## TASK DATA
**********
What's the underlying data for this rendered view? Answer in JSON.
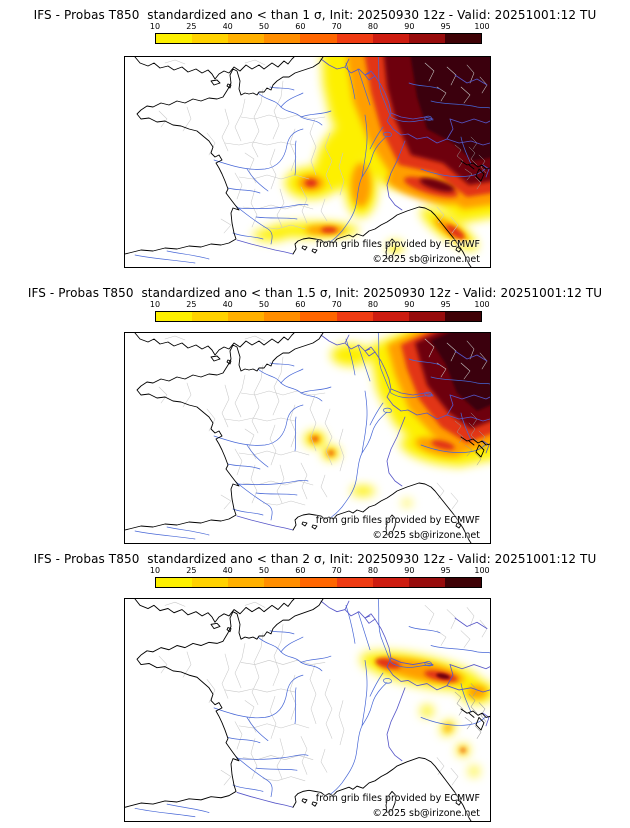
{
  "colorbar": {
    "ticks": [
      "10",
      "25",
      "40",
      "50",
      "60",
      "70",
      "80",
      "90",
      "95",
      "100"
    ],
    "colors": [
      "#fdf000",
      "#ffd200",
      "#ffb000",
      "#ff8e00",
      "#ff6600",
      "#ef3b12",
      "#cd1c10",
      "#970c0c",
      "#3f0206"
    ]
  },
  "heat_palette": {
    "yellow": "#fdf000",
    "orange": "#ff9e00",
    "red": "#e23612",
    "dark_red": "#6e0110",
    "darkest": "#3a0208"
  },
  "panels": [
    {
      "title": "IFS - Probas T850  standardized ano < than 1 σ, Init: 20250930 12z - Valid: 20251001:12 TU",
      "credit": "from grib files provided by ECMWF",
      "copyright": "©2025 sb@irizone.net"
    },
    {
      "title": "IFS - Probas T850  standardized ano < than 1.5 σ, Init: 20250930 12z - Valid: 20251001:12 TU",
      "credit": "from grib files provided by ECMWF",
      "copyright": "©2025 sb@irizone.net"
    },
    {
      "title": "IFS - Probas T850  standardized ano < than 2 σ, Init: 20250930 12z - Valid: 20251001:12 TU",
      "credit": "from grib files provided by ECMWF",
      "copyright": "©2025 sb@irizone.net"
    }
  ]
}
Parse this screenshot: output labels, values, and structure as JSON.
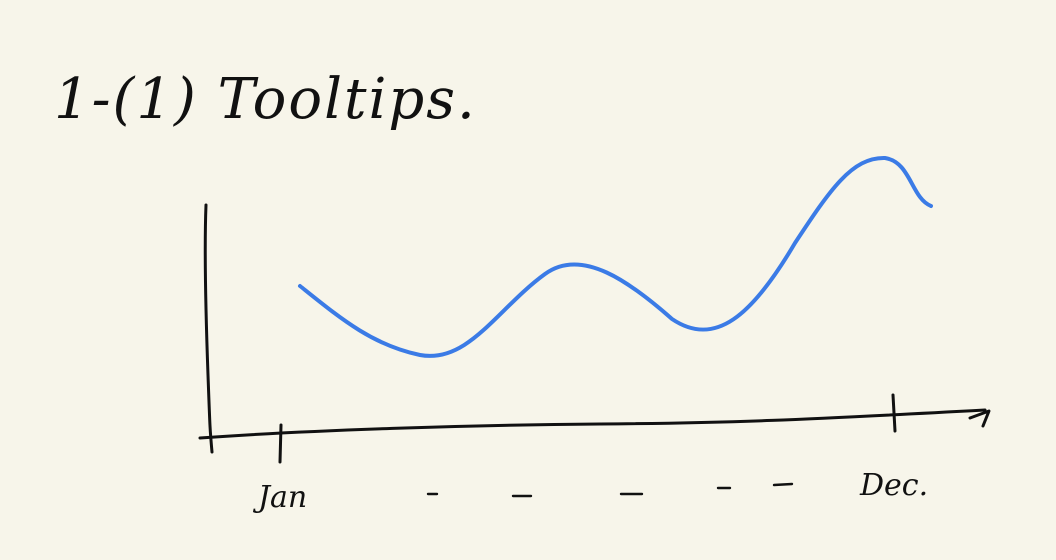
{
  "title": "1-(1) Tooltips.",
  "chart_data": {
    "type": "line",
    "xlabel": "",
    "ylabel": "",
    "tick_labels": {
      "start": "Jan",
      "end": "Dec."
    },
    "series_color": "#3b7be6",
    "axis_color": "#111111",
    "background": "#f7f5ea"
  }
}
**********
## BRIEF
Go through the data and count each line that has the word "JSON", then give the total alone.

## IN RESPONSE
2